• **Given exercise**
Repeat every entry word for word, skipping the pictures.

• **The records**
┌──

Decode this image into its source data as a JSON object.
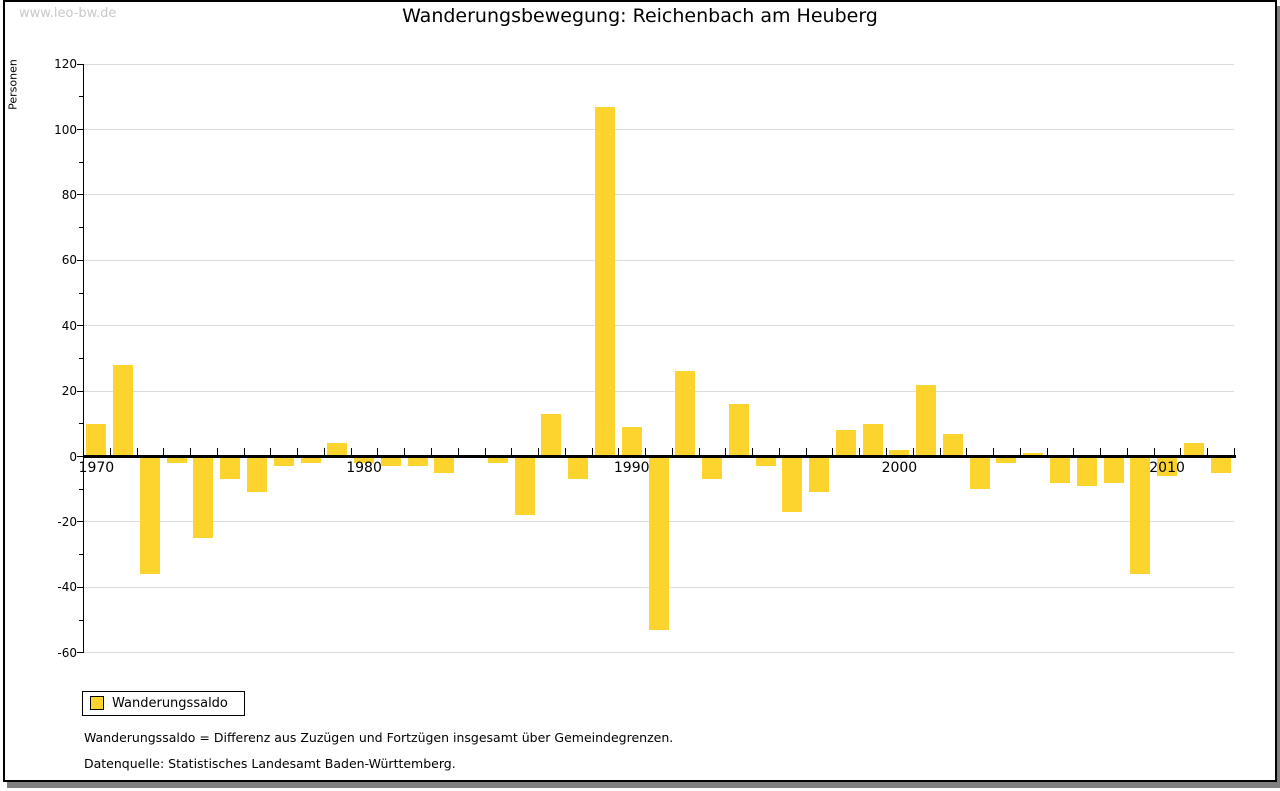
{
  "watermark": "www.leo-bw.de",
  "header": {
    "title": "Wanderungsbewegung: Reichenbach am Heuberg"
  },
  "legend": {
    "label": "Wanderungssaldo",
    "swatch_color": "#fcd42d"
  },
  "footnotes": {
    "definition": "Wanderungssaldo = Differenz aus Zuzügen und Fortzügen insgesamt über Gemeindegrenzen.",
    "source": "Datenquelle: Statistisches Landesamt Baden-Württemberg."
  },
  "colors": {
    "bar": "#fcd42d",
    "grid": "#dcdcdc",
    "axis": "#000000",
    "watermark": "#c9c9c9",
    "shadow": "#808080"
  },
  "chart_data": {
    "type": "bar",
    "title": "Wanderungsbewegung: Reichenbach am Heuberg",
    "xlabel": "",
    "ylabel": "Personen",
    "series_name": "Wanderungssaldo",
    "categories": [
      1970,
      1971,
      1972,
      1973,
      1974,
      1975,
      1976,
      1977,
      1978,
      1979,
      1980,
      1981,
      1982,
      1983,
      1984,
      1985,
      1986,
      1987,
      1988,
      1989,
      1990,
      1991,
      1992,
      1993,
      1994,
      1995,
      1996,
      1997,
      1998,
      1999,
      2000,
      2001,
      2002,
      2003,
      2004,
      2005,
      2006,
      2007,
      2008,
      2009,
      2010,
      2011,
      2012
    ],
    "values": [
      10,
      28,
      -36,
      -2,
      -25,
      -7,
      -11,
      -3,
      -2,
      4,
      -2,
      -3,
      -3,
      -5,
      0,
      -2,
      -18,
      13,
      -7,
      107,
      9,
      -53,
      26,
      -7,
      16,
      -3,
      -17,
      -11,
      8,
      10,
      2,
      22,
      7,
      -10,
      -2,
      1,
      -8,
      -9,
      -8,
      -36,
      -6,
      4,
      -5
    ],
    "ylim": [
      -60,
      120
    ],
    "ytick_interval": 20,
    "ytick_labels": [
      "120",
      "100",
      "80",
      "60",
      "40",
      "20",
      "0",
      "-20",
      "-40",
      "-60"
    ],
    "xtick_labels": [
      "1970",
      "1980",
      "1990",
      "2000",
      "2010"
    ],
    "grid": "horizontal",
    "legend_position": "bottom-left",
    "bar_color": "#fcd42d"
  }
}
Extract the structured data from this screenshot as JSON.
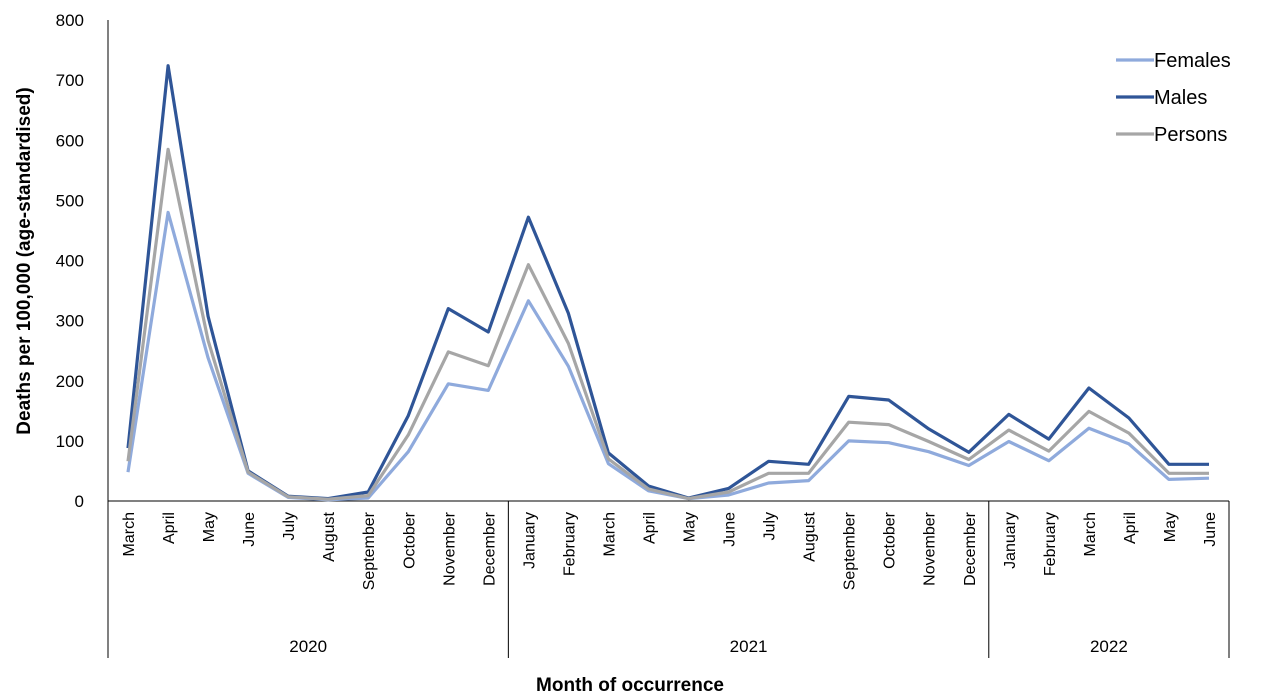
{
  "chart_data": {
    "type": "line",
    "title": "",
    "xlabel": "Month of occurrence",
    "ylabel": "Deaths per 100,000 (age-standardised)",
    "ylim": [
      0,
      800
    ],
    "yticks": [
      0,
      100,
      200,
      300,
      400,
      500,
      600,
      700,
      800
    ],
    "grid": false,
    "legend_position": "top-right",
    "categories": [
      "March",
      "April",
      "May",
      "June",
      "July",
      "August",
      "September",
      "October",
      "November",
      "December",
      "January",
      "February",
      "March",
      "April",
      "May",
      "June",
      "July",
      "August",
      "September",
      "October",
      "November",
      "December",
      "January",
      "February",
      "March",
      "April",
      "May",
      "June"
    ],
    "year_groups": [
      {
        "label": "2020",
        "count": 10
      },
      {
        "label": "2021",
        "count": 12
      },
      {
        "label": "2022",
        "count": 6
      }
    ],
    "series": [
      {
        "name": "Females",
        "color": "#8faadc",
        "values": [
          48,
          480,
          238,
          46,
          6,
          2,
          5,
          82,
          195,
          184,
          333,
          224,
          62,
          17,
          4,
          10,
          30,
          34,
          100,
          97,
          82,
          59,
          99,
          67,
          121,
          95,
          36,
          38
        ]
      },
      {
        "name": "Males",
        "color": "#2f5597",
        "values": [
          88,
          724,
          307,
          50,
          8,
          4,
          15,
          142,
          320,
          281,
          472,
          312,
          80,
          25,
          5,
          21,
          66,
          61,
          174,
          168,
          120,
          81,
          144,
          103,
          188,
          138,
          61,
          61
        ]
      },
      {
        "name": "Persons",
        "color": "#a6a6a6",
        "values": [
          66,
          585,
          267,
          48,
          7,
          3,
          9,
          110,
          248,
          225,
          393,
          262,
          70,
          20,
          4,
          15,
          46,
          46,
          131,
          127,
          99,
          69,
          118,
          83,
          149,
          113,
          46,
          46
        ]
      }
    ]
  }
}
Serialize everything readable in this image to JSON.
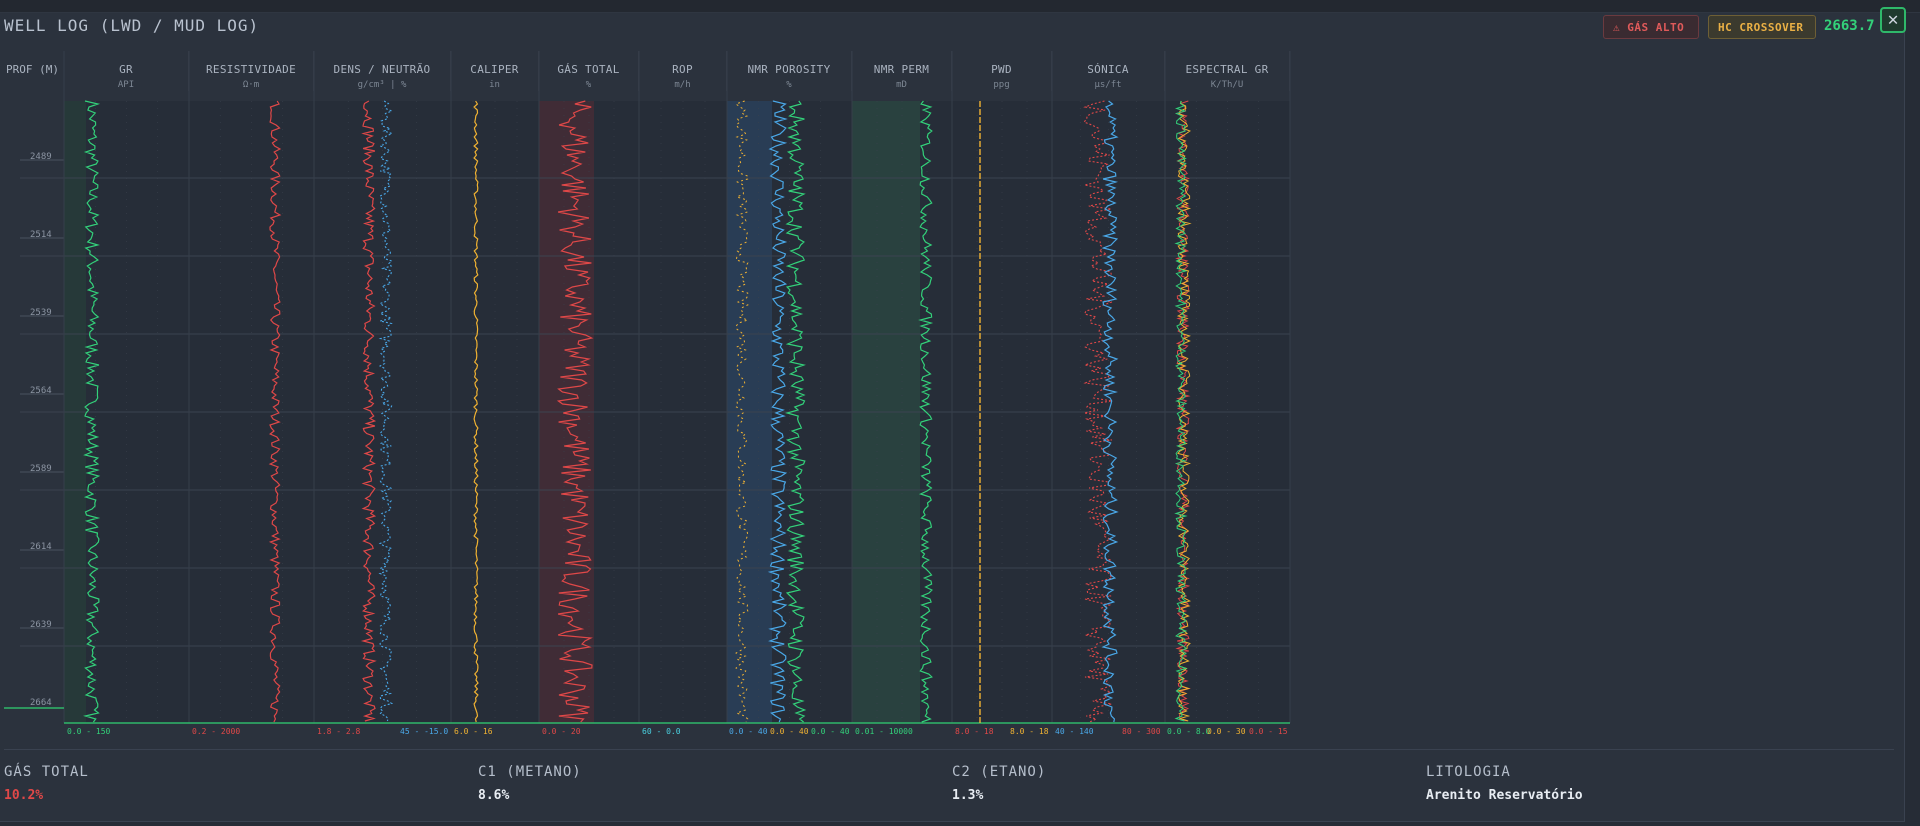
{
  "title": "WELL LOG (LWD / MUD LOG)",
  "badges": {
    "gas": "⚠ GÁS ALTO",
    "hc": "HC CROSSOVER"
  },
  "current_depth": "2663.7 m",
  "close_label": "✕",
  "depth_header": "PROF (M)",
  "depth_ticks": [
    "2489",
    "2514",
    "2539",
    "2564",
    "2589",
    "2614",
    "2639",
    "2664"
  ],
  "tracks": [
    {
      "name": "GR",
      "unit": "API",
      "scales": [
        {
          "text": "0.0 - 150",
          "color": "#33d17a"
        }
      ]
    },
    {
      "name": "RESISTIVIDADE",
      "unit": "Ω·m",
      "scales": [
        {
          "text": "0.2 - 2000",
          "color": "#e04848"
        }
      ]
    },
    {
      "name": "DENS / NEUTRÃO",
      "unit": "g/cm³ | %",
      "scales": [
        {
          "text": "1.8 - 2.8",
          "color": "#e04848"
        },
        {
          "text": "45 - -15.0",
          "color": "#4aa8e8"
        }
      ]
    },
    {
      "name": "CALIPER",
      "unit": "in",
      "scales": [
        {
          "text": "6.0 - 16",
          "color": "#f0b232"
        }
      ]
    },
    {
      "name": "GÁS TOTAL",
      "unit": "%",
      "scales": [
        {
          "text": "0.0 - 20",
          "color": "#e04848"
        }
      ]
    },
    {
      "name": "ROP",
      "unit": "m/h",
      "scales": [
        {
          "text": "60 - 0.0",
          "color": "#4ad0e0"
        }
      ]
    },
    {
      "name": "NMR POROSITY",
      "unit": "%",
      "scales": [
        {
          "text": "0.0 - 40",
          "color": "#4aa8e8"
        },
        {
          "text": "0.0 - 40",
          "color": "#f0b232"
        },
        {
          "text": "0.0 - 40",
          "color": "#33d17a"
        }
      ]
    },
    {
      "name": "NMR PERM",
      "unit": "mD",
      "scales": [
        {
          "text": "0.01 - 10000",
          "color": "#33d17a"
        }
      ]
    },
    {
      "name": "PWD",
      "unit": "ppg",
      "scales": [
        {
          "text": "8.0 - 18",
          "color": "#e04848"
        },
        {
          "text": "8.0 - 18",
          "color": "#f0b232"
        }
      ]
    },
    {
      "name": "SÓNICA",
      "unit": "µs/ft",
      "scales": [
        {
          "text": "40 - 140",
          "color": "#4aa8e8"
        },
        {
          "text": "80 - 300",
          "color": "#e04848"
        }
      ]
    },
    {
      "name": "ESPECTRAL GR",
      "unit": "K/Th/U",
      "scales": [
        {
          "text": "0.0 - 8.0",
          "color": "#33d17a"
        },
        {
          "text": "0.0 - 30",
          "color": "#f0b232"
        },
        {
          "text": "0.0 - 15",
          "color": "#e04848"
        }
      ]
    }
  ],
  "stats": [
    {
      "label": "GÁS TOTAL",
      "value": "10.2%",
      "color": "#e04848"
    },
    {
      "label": "C1 (METANO)",
      "value": "8.6%",
      "color": "#e8edf3"
    },
    {
      "label": "C2 (ETANO)",
      "value": "1.3%",
      "color": "#e8edf3"
    },
    {
      "label": "LITOLOGIA",
      "value": "Arenito Reservatório",
      "color": "#e8edf3"
    }
  ],
  "colors": {
    "green": "#33d17a",
    "red": "#e04848",
    "blue": "#4aa8e8",
    "orange": "#f0b232",
    "cyan": "#4ad0e0"
  }
}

└──

• **Output of the task**
Decode this image into its source data as a JSON object.
{
  "watermark": "www.leo-bw.de",
  "header": {
    "title": "Wanderungsbewegung: Reichenbach am Heuberg"
  },
  "legend": {
    "label": "Wanderungssaldo",
    "swatch_color": "#fcd42d"
  },
  "footnotes": {
    "definition": "Wanderungssaldo = Differenz aus Zuzügen und Fortzügen insgesamt über Gemeindegrenzen.",
    "source": "Datenquelle: Statistisches Landesamt Baden-Württemberg."
  },
  "colors": {
    "bar": "#fcd42d",
    "grid": "#dcdcdc",
    "axis": "#000000",
    "watermark": "#c9c9c9",
    "shadow": "#808080"
  },
  "chart_data": {
    "type": "bar",
    "title": "Wanderungsbewegung: Reichenbach am Heuberg",
    "xlabel": "",
    "ylabel": "Personen",
    "series_name": "Wanderungssaldo",
    "categories": [
      1970,
      1971,
      1972,
      1973,
      1974,
      1975,
      1976,
      1977,
      1978,
      1979,
      1980,
      1981,
      1982,
      1983,
      1984,
      1985,
      1986,
      1987,
      1988,
      1989,
      1990,
      1991,
      1992,
      1993,
      1994,
      1995,
      1996,
      1997,
      1998,
      1999,
      2000,
      2001,
      2002,
      2003,
      2004,
      2005,
      2006,
      2007,
      2008,
      2009,
      2010,
      2011,
      2012
    ],
    "values": [
      10,
      28,
      -36,
      -2,
      -25,
      -7,
      -11,
      -3,
      -2,
      4,
      -2,
      -3,
      -3,
      -5,
      0,
      -2,
      -18,
      13,
      -7,
      107,
      9,
      -53,
      26,
      -7,
      16,
      -3,
      -17,
      -11,
      8,
      10,
      2,
      22,
      7,
      -10,
      -2,
      1,
      -8,
      -9,
      -8,
      -36,
      -6,
      4,
      -5
    ],
    "ylim": [
      -60,
      120
    ],
    "ytick_interval": 20,
    "ytick_labels": [
      "120",
      "100",
      "80",
      "60",
      "40",
      "20",
      "0",
      "-20",
      "-40",
      "-60"
    ],
    "xtick_labels": [
      "1970",
      "1980",
      "1990",
      "2000",
      "2010"
    ],
    "grid": "horizontal",
    "legend_position": "bottom-left",
    "bar_color": "#fcd42d"
  }
}
Extract the structured data from this screenshot as JSON.
{
  "chart_data": {
    "type": "line",
    "title": "",
    "xlabel": "Month of occurrence",
    "ylabel": "Deaths per 100,000 (age-standardised)",
    "ylim": [
      0,
      800
    ],
    "yticks": [
      0,
      100,
      200,
      300,
      400,
      500,
      600,
      700,
      800
    ],
    "grid": false,
    "legend_position": "top-right",
    "categories": [
      "March",
      "April",
      "May",
      "June",
      "July",
      "August",
      "September",
      "October",
      "November",
      "December",
      "January",
      "February",
      "March",
      "April",
      "May",
      "June",
      "July",
      "August",
      "September",
      "October",
      "November",
      "December",
      "January",
      "February",
      "March",
      "April",
      "May",
      "June"
    ],
    "year_groups": [
      {
        "label": "2020",
        "count": 10
      },
      {
        "label": "2021",
        "count": 12
      },
      {
        "label": "2022",
        "count": 6
      }
    ],
    "series": [
      {
        "name": "Females",
        "color": "#8faadc",
        "values": [
          48,
          480,
          238,
          46,
          6,
          2,
          5,
          82,
          195,
          184,
          333,
          224,
          62,
          17,
          4,
          10,
          30,
          34,
          100,
          97,
          82,
          59,
          99,
          67,
          121,
          95,
          36,
          38
        ]
      },
      {
        "name": "Males",
        "color": "#2f5597",
        "values": [
          88,
          724,
          307,
          50,
          8,
          4,
          15,
          142,
          320,
          281,
          472,
          312,
          80,
          25,
          5,
          21,
          66,
          61,
          174,
          168,
          120,
          81,
          144,
          103,
          188,
          138,
          61,
          61
        ]
      },
      {
        "name": "Persons",
        "color": "#a6a6a6",
        "values": [
          66,
          585,
          267,
          48,
          7,
          3,
          9,
          110,
          248,
          225,
          393,
          262,
          70,
          20,
          4,
          15,
          46,
          46,
          131,
          127,
          99,
          69,
          118,
          83,
          149,
          113,
          46,
          46
        ]
      }
    ]
  }
}
Serialize everything readable in this image to JSON.
{
  "title": "WELL LOG (LWD / MUD LOG)",
  "badges": {
    "gas": "⚠ GÁS ALTO",
    "hc": "HC CROSSOVER"
  },
  "current_depth": "2663.7 m",
  "close_label": "✕",
  "depth_header": "PROF (M)",
  "depth_ticks": [
    "2489",
    "2514",
    "2539",
    "2564",
    "2589",
    "2614",
    "2639",
    "2664"
  ],
  "tracks": [
    {
      "name": "GR",
      "unit": "API",
      "scales": [
        {
          "text": "0.0 - 150",
          "color": "#33d17a"
        }
      ]
    },
    {
      "name": "RESISTIVIDADE",
      "unit": "Ω·m",
      "scales": [
        {
          "text": "0.2 - 2000",
          "color": "#e04848"
        }
      ]
    },
    {
      "name": "DENS / NEUTRÃO",
      "unit": "g/cm³ | %",
      "scales": [
        {
          "text": "1.8 - 2.8",
          "color": "#e04848"
        },
        {
          "text": "45 - -15.0",
          "color": "#4aa8e8"
        }
      ]
    },
    {
      "name": "CALIPER",
      "unit": "in",
      "scales": [
        {
          "text": "6.0 - 16",
          "color": "#f0b232"
        }
      ]
    },
    {
      "name": "GÁS TOTAL",
      "unit": "%",
      "scales": [
        {
          "text": "0.0 - 20",
          "color": "#e04848"
        }
      ]
    },
    {
      "name": "ROP",
      "unit": "m/h",
      "scales": [
        {
          "text": "60 - 0.0",
          "color": "#4ad0e0"
        }
      ]
    },
    {
      "name": "NMR POROSITY",
      "unit": "%",
      "scales": [
        {
          "text": "0.0 - 40",
          "color": "#4aa8e8"
        },
        {
          "text": "0.0 - 40",
          "color": "#f0b232"
        },
        {
          "text": "0.0 - 40",
          "color": "#33d17a"
        }
      ]
    },
    {
      "name": "NMR PERM",
      "unit": "mD",
      "scales": [
        {
          "text": "0.01 - 10000",
          "color": "#33d17a"
        }
      ]
    },
    {
      "name": "PWD",
      "unit": "ppg",
      "scales": [
        {
          "text": "8.0 - 18",
          "color": "#e04848"
        },
        {
          "text": "8.0 - 18",
          "color": "#f0b232"
        }
      ]
    },
    {
      "name": "SÓNICA",
      "unit": "µs/ft",
      "scales": [
        {
          "text": "40 - 140",
          "color": "#4aa8e8"
        },
        {
          "text": "80 - 300",
          "color": "#e04848"
        }
      ]
    },
    {
      "name": "ESPECTRAL GR",
      "unit": "K/Th/U",
      "scales": [
        {
          "text": "0.0 - 8.0",
          "color": "#33d17a"
        },
        {
          "text": "0.0 - 30",
          "color": "#f0b232"
        },
        {
          "text": "0.0 - 15",
          "color": "#e04848"
        }
      ]
    }
  ],
  "stats": [
    {
      "label": "GÁS TOTAL",
      "value": "10.2%",
      "color": "#e04848"
    },
    {
      "label": "C1 (METANO)",
      "value": "8.6%",
      "color": "#e8edf3"
    },
    {
      "label": "C2 (ETANO)",
      "value": "1.3%",
      "color": "#e8edf3"
    },
    {
      "label": "LITOLOGIA",
      "value": "Arenito Reservatório",
      "color": "#e8edf3"
    }
  ],
  "colors": {
    "green": "#33d17a",
    "red": "#e04848",
    "blue": "#4aa8e8",
    "orange": "#f0b232",
    "cyan": "#4ad0e0"
  }
}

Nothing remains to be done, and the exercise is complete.